-- What the task asks --
The records below must be transcribed exactly. Do not include the pictures.

-- Task data --
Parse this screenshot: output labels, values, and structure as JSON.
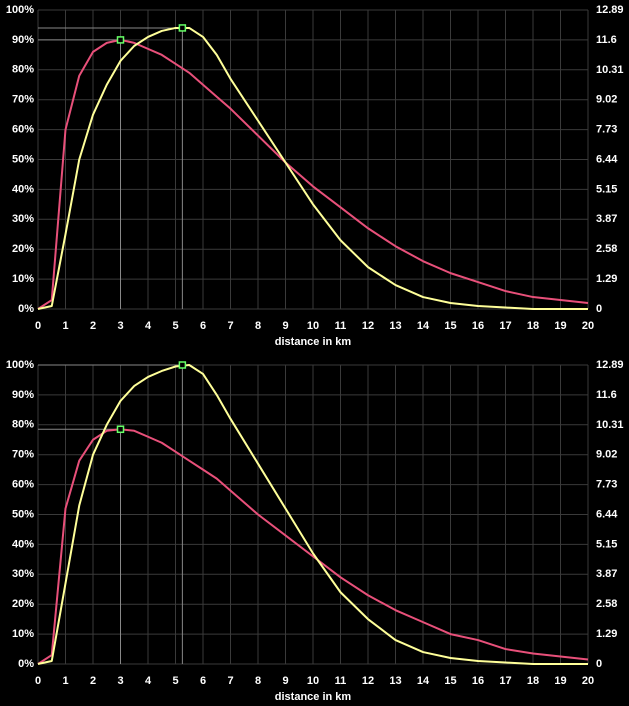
{
  "chart_data": [
    {
      "type": "line",
      "xlabel": "distance in km",
      "x": [
        0,
        0.5,
        1,
        1.5,
        2,
        2.5,
        3,
        3.5,
        4,
        4.5,
        5,
        5.5,
        6,
        6.5,
        7,
        8,
        9,
        10,
        11,
        12,
        13,
        14,
        15,
        16,
        17,
        18,
        19,
        20
      ],
      "series": [
        {
          "color": "#e8507a",
          "values": [
            0,
            3,
            60,
            78,
            86,
            89,
            90,
            89,
            87,
            85,
            82,
            79,
            75,
            71,
            67,
            58,
            49,
            41,
            34,
            27,
            21,
            16,
            12,
            9,
            6,
            4,
            3,
            2
          ]
        },
        {
          "color": "#ffff99",
          "values": [
            0,
            1,
            25,
            50,
            65,
            75,
            83,
            88,
            91,
            93,
            94,
            94,
            91,
            85,
            77,
            63,
            49,
            35,
            23,
            14,
            8,
            4,
            2,
            1,
            0.5,
            0,
            0,
            0
          ]
        }
      ],
      "markers": [
        {
          "x": 3,
          "y": 90
        },
        {
          "x": 5.25,
          "y": 94
        }
      ],
      "marker_color": "#66ff66",
      "xlim": [
        0,
        20
      ],
      "xticks": [
        0,
        1,
        2,
        3,
        4,
        5,
        6,
        7,
        8,
        9,
        10,
        11,
        12,
        13,
        14,
        15,
        16,
        17,
        18,
        19,
        20
      ],
      "ylim": [
        0,
        100
      ],
      "yticks": [
        {
          "value": 0,
          "label": "0%"
        },
        {
          "value": 10,
          "label": "10%"
        },
        {
          "value": 20,
          "label": "20%"
        },
        {
          "value": 30,
          "label": "30%"
        },
        {
          "value": 40,
          "label": "40%"
        },
        {
          "value": 50,
          "label": "50%"
        },
        {
          "value": 60,
          "label": "60%"
        },
        {
          "value": 70,
          "label": "70%"
        },
        {
          "value": 80,
          "label": "80%"
        },
        {
          "value": 90,
          "label": "90%"
        },
        {
          "value": 100,
          "label": "100%"
        }
      ],
      "y2lim": [
        0,
        12.89
      ],
      "y2ticks": [
        0,
        1.29,
        2.58,
        3.87,
        5.15,
        6.44,
        7.73,
        9.02,
        10.31,
        11.6,
        12.89
      ],
      "grid": true
    },
    {
      "type": "line",
      "xlabel": "distance in km",
      "x": [
        0,
        0.5,
        1,
        1.5,
        2,
        2.5,
        3,
        3.5,
        4,
        4.5,
        5,
        5.5,
        6,
        6.5,
        7,
        8,
        9,
        10,
        11,
        12,
        13,
        14,
        15,
        16,
        17,
        18,
        19,
        20
      ],
      "series": [
        {
          "color": "#e8507a",
          "values": [
            0,
            3,
            52,
            68,
            75,
            78,
            78.5,
            78,
            76,
            74,
            71,
            68,
            65,
            62,
            58,
            50,
            43,
            36,
            29,
            23,
            18,
            14,
            10,
            8,
            5,
            3.5,
            2.5,
            1.5
          ]
        },
        {
          "color": "#ffff99",
          "values": [
            0,
            1,
            27,
            53,
            70,
            80,
            88,
            93,
            96,
            98,
            99.5,
            100,
            97,
            90,
            82,
            67,
            52,
            37,
            24,
            15,
            8,
            4,
            2,
            1,
            0.5,
            0,
            0,
            0
          ]
        }
      ],
      "markers": [
        {
          "x": 3,
          "y": 78.5
        },
        {
          "x": 5.25,
          "y": 100
        }
      ],
      "marker_color": "#66ff66",
      "xlim": [
        0,
        20
      ],
      "xticks": [
        0,
        1,
        2,
        3,
        4,
        5,
        6,
        7,
        8,
        9,
        10,
        11,
        12,
        13,
        14,
        15,
        16,
        17,
        18,
        19,
        20
      ],
      "ylim": [
        0,
        100
      ],
      "yticks": [
        {
          "value": 0,
          "label": "0%"
        },
        {
          "value": 10,
          "label": "10%"
        },
        {
          "value": 20,
          "label": "20%"
        },
        {
          "value": 30,
          "label": "30%"
        },
        {
          "value": 40,
          "label": "40%"
        },
        {
          "value": 50,
          "label": "50%"
        },
        {
          "value": 60,
          "label": "60%"
        },
        {
          "value": 70,
          "label": "70%"
        },
        {
          "value": 80,
          "label": "80%"
        },
        {
          "value": 90,
          "label": "90%"
        },
        {
          "value": 100,
          "label": "100%"
        }
      ],
      "y2lim": [
        0,
        12.89
      ],
      "y2ticks": [
        0,
        1.29,
        2.58,
        3.87,
        5.15,
        6.44,
        7.73,
        9.02,
        10.31,
        11.6,
        12.89
      ],
      "grid": true
    }
  ]
}
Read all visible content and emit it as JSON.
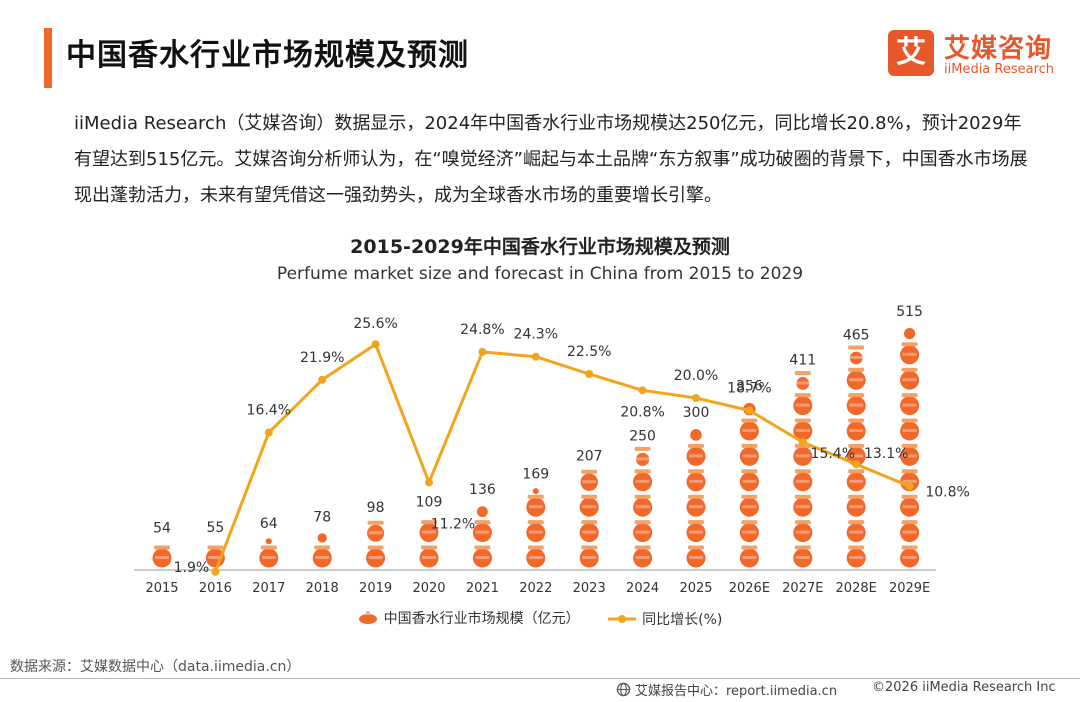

-- Completed task --
Parse this screenshot: output labels, values, and structure as JSON.
{
  "chart_data": [
    {
      "type": "line",
      "xlabel": "distance in km",
      "x": [
        0,
        0.5,
        1,
        1.5,
        2,
        2.5,
        3,
        3.5,
        4,
        4.5,
        5,
        5.5,
        6,
        6.5,
        7,
        8,
        9,
        10,
        11,
        12,
        13,
        14,
        15,
        16,
        17,
        18,
        19,
        20
      ],
      "series": [
        {
          "color": "#e8507a",
          "values": [
            0,
            3,
            60,
            78,
            86,
            89,
            90,
            89,
            87,
            85,
            82,
            79,
            75,
            71,
            67,
            58,
            49,
            41,
            34,
            27,
            21,
            16,
            12,
            9,
            6,
            4,
            3,
            2
          ]
        },
        {
          "color": "#ffff99",
          "values": [
            0,
            1,
            25,
            50,
            65,
            75,
            83,
            88,
            91,
            93,
            94,
            94,
            91,
            85,
            77,
            63,
            49,
            35,
            23,
            14,
            8,
            4,
            2,
            1,
            0.5,
            0,
            0,
            0
          ]
        }
      ],
      "markers": [
        {
          "x": 3,
          "y": 90
        },
        {
          "x": 5.25,
          "y": 94
        }
      ],
      "marker_color": "#66ff66",
      "xlim": [
        0,
        20
      ],
      "xticks": [
        0,
        1,
        2,
        3,
        4,
        5,
        6,
        7,
        8,
        9,
        10,
        11,
        12,
        13,
        14,
        15,
        16,
        17,
        18,
        19,
        20
      ],
      "ylim": [
        0,
        100
      ],
      "yticks": [
        {
          "value": 0,
          "label": "0%"
        },
        {
          "value": 10,
          "label": "10%"
        },
        {
          "value": 20,
          "label": "20%"
        },
        {
          "value": 30,
          "label": "30%"
        },
        {
          "value": 40,
          "label": "40%"
        },
        {
          "value": 50,
          "label": "50%"
        },
        {
          "value": 60,
          "label": "60%"
        },
        {
          "value": 70,
          "label": "70%"
        },
        {
          "value": 80,
          "label": "80%"
        },
        {
          "value": 90,
          "label": "90%"
        },
        {
          "value": 100,
          "label": "100%"
        }
      ],
      "y2lim": [
        0,
        12.89
      ],
      "y2ticks": [
        0,
        1.29,
        2.58,
        3.87,
        5.15,
        6.44,
        7.73,
        9.02,
        10.31,
        11.6,
        12.89
      ],
      "grid": true
    },
    {
      "type": "line",
      "xlabel": "distance in km",
      "x": [
        0,
        0.5,
        1,
        1.5,
        2,
        2.5,
        3,
        3.5,
        4,
        4.5,
        5,
        5.5,
        6,
        6.5,
        7,
        8,
        9,
        10,
        11,
        12,
        13,
        14,
        15,
        16,
        17,
        18,
        19,
        20
      ],
      "series": [
        {
          "color": "#e8507a",
          "values": [
            0,
            3,
            52,
            68,
            75,
            78,
            78.5,
            78,
            76,
            74,
            71,
            68,
            65,
            62,
            58,
            50,
            43,
            36,
            29,
            23,
            18,
            14,
            10,
            8,
            5,
            3.5,
            2.5,
            1.5
          ]
        },
        {
          "color": "#ffff99",
          "values": [
            0,
            1,
            27,
            53,
            70,
            80,
            88,
            93,
            96,
            98,
            99.5,
            100,
            97,
            90,
            82,
            67,
            52,
            37,
            24,
            15,
            8,
            4,
            2,
            1,
            0.5,
            0,
            0,
            0
          ]
        }
      ],
      "markers": [
        {
          "x": 3,
          "y": 78.5
        },
        {
          "x": 5.25,
          "y": 100
        }
      ],
      "marker_color": "#66ff66",
      "xlim": [
        0,
        20
      ],
      "xticks": [
        0,
        1,
        2,
        3,
        4,
        5,
        6,
        7,
        8,
        9,
        10,
        11,
        12,
        13,
        14,
        15,
        16,
        17,
        18,
        19,
        20
      ],
      "ylim": [
        0,
        100
      ],
      "yticks": [
        {
          "value": 0,
          "label": "0%"
        },
        {
          "value": 10,
          "label": "10%"
        },
        {
          "value": 20,
          "label": "20%"
        },
        {
          "value": 30,
          "label": "30%"
        },
        {
          "value": 40,
          "label": "40%"
        },
        {
          "value": 50,
          "label": "50%"
        },
        {
          "value": 60,
          "label": "60%"
        },
        {
          "value": 70,
          "label": "70%"
        },
        {
          "value": 80,
          "label": "80%"
        },
        {
          "value": 90,
          "label": "90%"
        },
        {
          "value": 100,
          "label": "100%"
        }
      ],
      "y2lim": [
        0,
        12.89
      ],
      "y2ticks": [
        0,
        1.29,
        2.58,
        3.87,
        5.15,
        6.44,
        7.73,
        9.02,
        10.31,
        11.6,
        12.89
      ],
      "grid": true
    }
  ]
}
Read all visible content and emit it as JSON.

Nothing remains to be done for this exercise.